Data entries
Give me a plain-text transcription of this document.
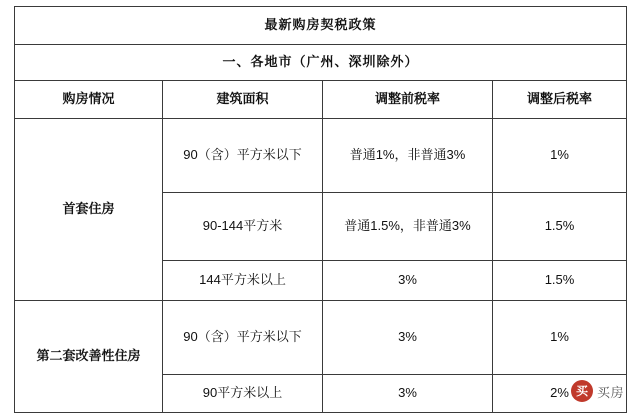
最新购房契税政策			
一、各地市（广州、深圳除外）			
购房情况	建筑面积	调整前税率	调整后税率
首套住房	90（含）平方米以下	普通1%，非普通3%	1%
	90-144平方米	普通1.5%，非普通3%	1.5%
	144平方米以上	3%	1.5%
第二套改善性住房	90（含）平方米以下	3%	1%
	90平方米以上	3%	2% 买 买房
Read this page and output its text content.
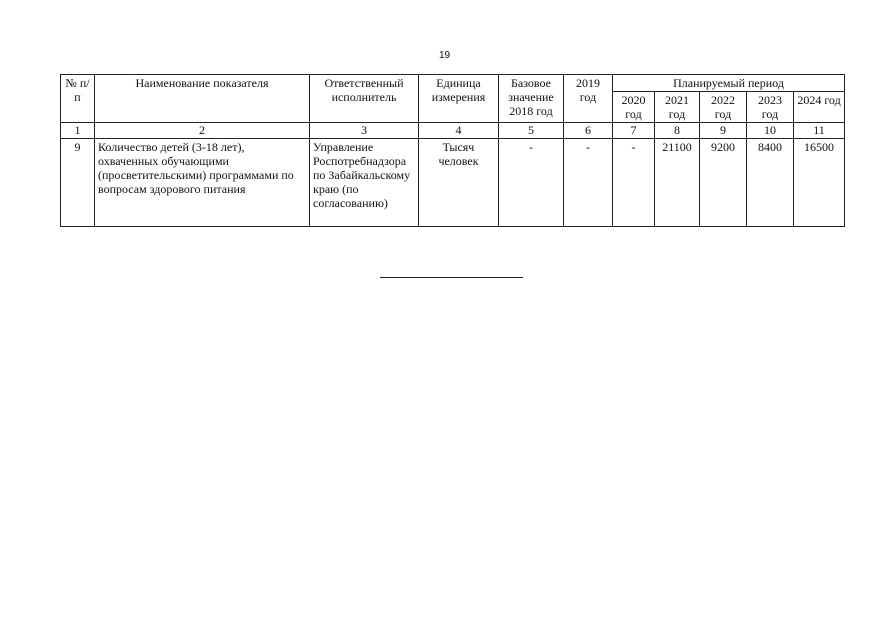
19
№ п/п	Наименование показателя	Ответственный исполнитель	Единица измерения	Базовое значение 2018 год	2019 год	Планируемый период				
						2020 год	2021 год	2022 год	2023 год	2024 год
1	2	3	4	5	6	7	8	9	10	11
9	Количество детей (3-18 лет), охваченных обучающими (просветительскими) программами по вопросам здорового питания	Управление Роспотребнадзора по Забайкальскому краю (по согласованию)	Тысяч человек	-	-	-	21100	9200	8400	16500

**Written problem**
Every record above should come back exactly, but without its pictures.

**Written response**
Give me a plain-text transcription of this document.
最新购房契税政策			
一、各地市（广州、深圳除外）			
购房情况	建筑面积	调整前税率	调整后税率
首套住房	90（含）平方米以下	普通1%，非普通3%	1%
	90-144平方米	普通1.5%，非普通3%	1.5%
	144平方米以上	3%	1.5%
第二套改善性住房	90（含）平方米以下	3%	1%
	90平方米以上	3%	2% 买 买房
Read this page and output its text content.
19
№ п/п	Наименование показателя	Ответственный исполнитель	Единица измерения	Базовое значение 2018 год	2019 год	Планируемый период				
						2020 год	2021 год	2022 год	2023 год	2024 год
1	2	3	4	5	6	7	8	9	10	11
9	Количество детей (3-18 лет), охваченных обучающими (просветительскими) программами по вопросам здорового питания	Управление Роспотребнадзора по Забайкальскому краю (по согласованию)	Тысяч человек	-	-	-	21100	9200	8400	16500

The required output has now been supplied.